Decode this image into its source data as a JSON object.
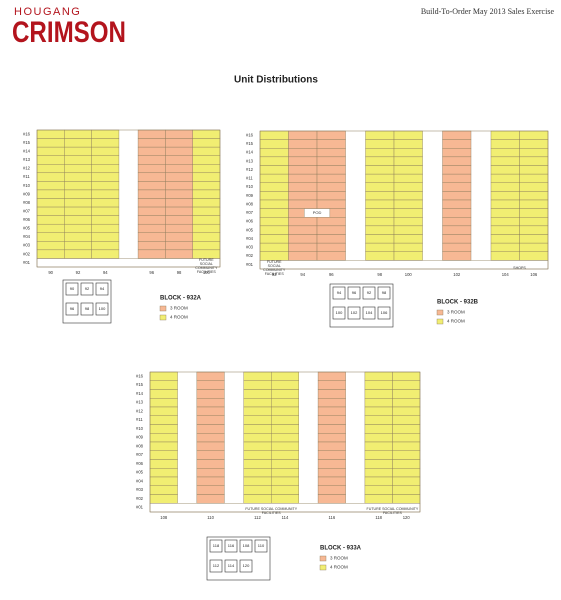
{
  "header": {
    "logo_top": "HOUGANG",
    "logo_main": "CRIMSON",
    "title": "Build-To-Order May 2013 Sales Exercise"
  },
  "page_title": "Unit Distributions",
  "legend": [
    {
      "label": "3 ROOM",
      "color": "#f7b894"
    },
    {
      "label": "4 ROOM",
      "color": "#f1ee72"
    }
  ],
  "blocks": [
    {
      "name": "BLOCK - 932A",
      "floors": [
        "#16",
        "#15",
        "#14",
        "#13",
        "#12",
        "#11",
        "#10",
        "#09",
        "#08",
        "#07",
        "#06",
        "#05",
        "#04",
        "#03",
        "#02",
        "#01"
      ],
      "columns": [
        {
          "unit": "90",
          "room": "4 ROOM"
        },
        {
          "unit": "92",
          "room": "4 ROOM"
        },
        {
          "unit": "94",
          "room": "4 ROOM"
        },
        {
          "unit": null,
          "room": null
        },
        {
          "unit": "96",
          "room": "3 ROOM"
        },
        {
          "unit": "98",
          "room": "3 ROOM"
        },
        {
          "unit": "100",
          "room": "4 ROOM"
        }
      ],
      "ground_notes": [
        {
          "text": "FUTURE SOCIAL COMMUNITY FACILITIES",
          "columns": [
            6,
            6
          ]
        }
      ],
      "notes": [],
      "plan_units": [
        "90",
        "92",
        "94",
        "96",
        "98",
        "100"
      ]
    },
    {
      "name": "BLOCK - 932B",
      "floors": [
        "#16",
        "#15",
        "#14",
        "#13",
        "#12",
        "#11",
        "#10",
        "#09",
        "#08",
        "#07",
        "#06",
        "#05",
        "#04",
        "#03",
        "#02",
        "#01"
      ],
      "columns": [
        {
          "unit": "92",
          "room": "4 ROOM"
        },
        {
          "unit": "94",
          "room": "3 ROOM"
        },
        {
          "unit": "96",
          "room": "3 ROOM"
        },
        {
          "unit": null,
          "room": null
        },
        {
          "unit": "98",
          "room": "4 ROOM"
        },
        {
          "unit": "100",
          "room": "4 ROOM"
        },
        {
          "unit": null,
          "room": null
        },
        {
          "unit": "102",
          "room": "3 ROOM"
        },
        {
          "unit": null,
          "room": null
        },
        {
          "unit": "104",
          "room": "4 ROOM"
        },
        {
          "unit": "106",
          "room": "4 ROOM"
        }
      ],
      "ground_notes": [
        {
          "text": "FUTURE SOCIAL COMMUNITY FACILITIES",
          "columns": [
            0,
            0
          ]
        },
        {
          "text": "SHOPS",
          "columns": [
            9,
            10
          ]
        }
      ],
      "notes": [
        {
          "text": "POD",
          "columns": [
            1,
            2
          ],
          "floor": "#07"
        }
      ],
      "plan_units": [
        "94",
        "96",
        "92",
        "98",
        "100",
        "102",
        "104",
        "106"
      ]
    },
    {
      "name": "BLOCK - 933A",
      "floors": [
        "#16",
        "#15",
        "#14",
        "#13",
        "#12",
        "#11",
        "#10",
        "#09",
        "#08",
        "#07",
        "#06",
        "#05",
        "#04",
        "#03",
        "#02",
        "#01"
      ],
      "columns": [
        {
          "unit": "108",
          "room": "4 ROOM"
        },
        {
          "unit": null,
          "room": null
        },
        {
          "unit": "110",
          "room": "3 ROOM"
        },
        {
          "unit": null,
          "room": null
        },
        {
          "unit": "112",
          "room": "4 ROOM"
        },
        {
          "unit": "114",
          "room": "4 ROOM"
        },
        {
          "unit": null,
          "room": null
        },
        {
          "unit": "116",
          "room": "3 ROOM"
        },
        {
          "unit": null,
          "room": null
        },
        {
          "unit": "118",
          "room": "4 ROOM"
        },
        {
          "unit": "120",
          "room": "4 ROOM"
        }
      ],
      "ground_notes": [
        {
          "text": "FUTURE SOCIAL COMMUNITY FACILITIES",
          "columns": [
            4,
            5
          ]
        },
        {
          "text": "FUTURE SOCIAL COMMUNITY FACILITIES",
          "columns": [
            9,
            10
          ]
        }
      ],
      "notes": [],
      "plan_units": [
        "118",
        "116",
        "108",
        "110",
        "112",
        "114",
        "120"
      ]
    }
  ]
}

▶ WHAT THIS TASK INVOLVES
Give every line back word for word and leave the pictures out.

▶ WRITTEN SOLUTION
Decode this image into its source data as a JSON object.
{
  "header": {
    "logo_top": "HOUGANG",
    "logo_main": "CRIMSON",
    "title": "Build-To-Order May 2013 Sales Exercise"
  },
  "page_title": "Unit Distributions",
  "legend": [
    {
      "label": "3 ROOM",
      "color": "#f7b894"
    },
    {
      "label": "4 ROOM",
      "color": "#f1ee72"
    }
  ],
  "blocks": [
    {
      "name": "BLOCK - 932A",
      "floors": [
        "#16",
        "#15",
        "#14",
        "#13",
        "#12",
        "#11",
        "#10",
        "#09",
        "#08",
        "#07",
        "#06",
        "#05",
        "#04",
        "#03",
        "#02",
        "#01"
      ],
      "columns": [
        {
          "unit": "90",
          "room": "4 ROOM"
        },
        {
          "unit": "92",
          "room": "4 ROOM"
        },
        {
          "unit": "94",
          "room": "4 ROOM"
        },
        {
          "unit": null,
          "room": null
        },
        {
          "unit": "96",
          "room": "3 ROOM"
        },
        {
          "unit": "98",
          "room": "3 ROOM"
        },
        {
          "unit": "100",
          "room": "4 ROOM"
        }
      ],
      "ground_notes": [
        {
          "text": "FUTURE SOCIAL COMMUNITY FACILITIES",
          "columns": [
            6,
            6
          ]
        }
      ],
      "notes": [],
      "plan_units": [
        "90",
        "92",
        "94",
        "96",
        "98",
        "100"
      ]
    },
    {
      "name": "BLOCK - 932B",
      "floors": [
        "#16",
        "#15",
        "#14",
        "#13",
        "#12",
        "#11",
        "#10",
        "#09",
        "#08",
        "#07",
        "#06",
        "#05",
        "#04",
        "#03",
        "#02",
        "#01"
      ],
      "columns": [
        {
          "unit": "92",
          "room": "4 ROOM"
        },
        {
          "unit": "94",
          "room": "3 ROOM"
        },
        {
          "unit": "96",
          "room": "3 ROOM"
        },
        {
          "unit": null,
          "room": null
        },
        {
          "unit": "98",
          "room": "4 ROOM"
        },
        {
          "unit": "100",
          "room": "4 ROOM"
        },
        {
          "unit": null,
          "room": null
        },
        {
          "unit": "102",
          "room": "3 ROOM"
        },
        {
          "unit": null,
          "room": null
        },
        {
          "unit": "104",
          "room": "4 ROOM"
        },
        {
          "unit": "106",
          "room": "4 ROOM"
        }
      ],
      "ground_notes": [
        {
          "text": "FUTURE SOCIAL COMMUNITY FACILITIES",
          "columns": [
            0,
            0
          ]
        },
        {
          "text": "SHOPS",
          "columns": [
            9,
            10
          ]
        }
      ],
      "notes": [
        {
          "text": "POD",
          "columns": [
            1,
            2
          ],
          "floor": "#07"
        }
      ],
      "plan_units": [
        "94",
        "96",
        "92",
        "98",
        "100",
        "102",
        "104",
        "106"
      ]
    },
    {
      "name": "BLOCK - 933A",
      "floors": [
        "#16",
        "#15",
        "#14",
        "#13",
        "#12",
        "#11",
        "#10",
        "#09",
        "#08",
        "#07",
        "#06",
        "#05",
        "#04",
        "#03",
        "#02",
        "#01"
      ],
      "columns": [
        {
          "unit": "108",
          "room": "4 ROOM"
        },
        {
          "unit": null,
          "room": null
        },
        {
          "unit": "110",
          "room": "3 ROOM"
        },
        {
          "unit": null,
          "room": null
        },
        {
          "unit": "112",
          "room": "4 ROOM"
        },
        {
          "unit": "114",
          "room": "4 ROOM"
        },
        {
          "unit": null,
          "room": null
        },
        {
          "unit": "116",
          "room": "3 ROOM"
        },
        {
          "unit": null,
          "room": null
        },
        {
          "unit": "118",
          "room": "4 ROOM"
        },
        {
          "unit": "120",
          "room": "4 ROOM"
        }
      ],
      "ground_notes": [
        {
          "text": "FUTURE SOCIAL COMMUNITY FACILITIES",
          "columns": [
            4,
            5
          ]
        },
        {
          "text": "FUTURE SOCIAL COMMUNITY FACILITIES",
          "columns": [
            9,
            10
          ]
        }
      ],
      "notes": [],
      "plan_units": [
        "118",
        "116",
        "108",
        "110",
        "112",
        "114",
        "120"
      ]
    }
  ]
}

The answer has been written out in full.